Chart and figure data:
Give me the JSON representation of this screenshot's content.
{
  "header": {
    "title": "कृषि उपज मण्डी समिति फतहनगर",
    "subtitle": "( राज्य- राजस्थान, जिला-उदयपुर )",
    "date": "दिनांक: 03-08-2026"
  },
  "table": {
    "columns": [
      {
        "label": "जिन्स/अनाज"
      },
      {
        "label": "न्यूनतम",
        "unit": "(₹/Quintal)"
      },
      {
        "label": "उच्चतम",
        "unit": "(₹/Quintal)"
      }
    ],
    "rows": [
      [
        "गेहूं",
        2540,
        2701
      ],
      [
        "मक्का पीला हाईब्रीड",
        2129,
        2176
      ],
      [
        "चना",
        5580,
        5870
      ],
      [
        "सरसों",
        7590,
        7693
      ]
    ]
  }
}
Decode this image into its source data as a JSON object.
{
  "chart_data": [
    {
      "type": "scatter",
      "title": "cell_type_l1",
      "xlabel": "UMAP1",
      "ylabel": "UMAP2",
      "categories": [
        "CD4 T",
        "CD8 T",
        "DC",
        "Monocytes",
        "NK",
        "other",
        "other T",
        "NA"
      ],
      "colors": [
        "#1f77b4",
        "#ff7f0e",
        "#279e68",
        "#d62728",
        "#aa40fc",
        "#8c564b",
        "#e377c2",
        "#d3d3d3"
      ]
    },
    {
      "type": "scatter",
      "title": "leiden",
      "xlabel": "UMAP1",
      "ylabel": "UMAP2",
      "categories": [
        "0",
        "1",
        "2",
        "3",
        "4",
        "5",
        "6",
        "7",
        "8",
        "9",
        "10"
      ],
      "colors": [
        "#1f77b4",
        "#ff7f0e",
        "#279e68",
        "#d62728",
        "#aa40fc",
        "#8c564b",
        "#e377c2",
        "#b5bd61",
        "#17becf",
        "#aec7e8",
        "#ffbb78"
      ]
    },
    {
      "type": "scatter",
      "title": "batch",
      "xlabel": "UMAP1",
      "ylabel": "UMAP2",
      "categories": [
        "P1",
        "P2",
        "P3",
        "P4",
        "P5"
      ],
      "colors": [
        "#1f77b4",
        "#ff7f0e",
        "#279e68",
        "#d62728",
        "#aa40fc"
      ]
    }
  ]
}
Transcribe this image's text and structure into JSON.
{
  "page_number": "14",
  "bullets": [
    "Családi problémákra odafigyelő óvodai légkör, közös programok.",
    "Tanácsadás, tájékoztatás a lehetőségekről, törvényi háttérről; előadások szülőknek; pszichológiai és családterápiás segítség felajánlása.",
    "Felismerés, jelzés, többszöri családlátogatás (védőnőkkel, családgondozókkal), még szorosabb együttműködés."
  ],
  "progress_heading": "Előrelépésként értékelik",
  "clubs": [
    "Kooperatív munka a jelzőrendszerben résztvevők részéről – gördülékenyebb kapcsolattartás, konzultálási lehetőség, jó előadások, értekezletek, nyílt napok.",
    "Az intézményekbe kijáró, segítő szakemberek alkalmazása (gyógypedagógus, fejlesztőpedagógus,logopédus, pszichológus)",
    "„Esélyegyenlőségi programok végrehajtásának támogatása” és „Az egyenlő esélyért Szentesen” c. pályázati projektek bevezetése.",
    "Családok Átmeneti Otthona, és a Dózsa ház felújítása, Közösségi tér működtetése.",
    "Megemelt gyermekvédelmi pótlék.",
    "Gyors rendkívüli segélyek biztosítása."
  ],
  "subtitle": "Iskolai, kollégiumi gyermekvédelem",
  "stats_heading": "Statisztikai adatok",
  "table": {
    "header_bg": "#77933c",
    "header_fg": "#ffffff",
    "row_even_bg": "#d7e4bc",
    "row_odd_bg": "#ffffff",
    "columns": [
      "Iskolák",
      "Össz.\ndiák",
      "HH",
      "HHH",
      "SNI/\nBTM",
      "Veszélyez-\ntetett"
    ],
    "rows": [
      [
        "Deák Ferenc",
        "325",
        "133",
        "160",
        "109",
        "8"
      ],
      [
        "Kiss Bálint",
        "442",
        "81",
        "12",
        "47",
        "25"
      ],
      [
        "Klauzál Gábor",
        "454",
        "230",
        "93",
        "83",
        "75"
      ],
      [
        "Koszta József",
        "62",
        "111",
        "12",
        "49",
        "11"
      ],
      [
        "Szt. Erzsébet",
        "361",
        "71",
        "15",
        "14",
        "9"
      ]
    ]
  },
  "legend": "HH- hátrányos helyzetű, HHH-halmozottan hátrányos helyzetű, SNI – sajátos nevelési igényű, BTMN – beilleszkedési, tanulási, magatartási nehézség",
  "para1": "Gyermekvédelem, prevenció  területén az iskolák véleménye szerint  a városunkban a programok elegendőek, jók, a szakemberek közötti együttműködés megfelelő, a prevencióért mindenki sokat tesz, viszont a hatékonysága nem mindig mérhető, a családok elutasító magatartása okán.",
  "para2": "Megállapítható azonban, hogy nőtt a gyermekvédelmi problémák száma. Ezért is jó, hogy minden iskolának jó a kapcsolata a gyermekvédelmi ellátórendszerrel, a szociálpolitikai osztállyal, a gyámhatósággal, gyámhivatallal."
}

Problem details:
How many of the lines above include the word "JSON"? Respond with the number alone.

Response to this exercise:
3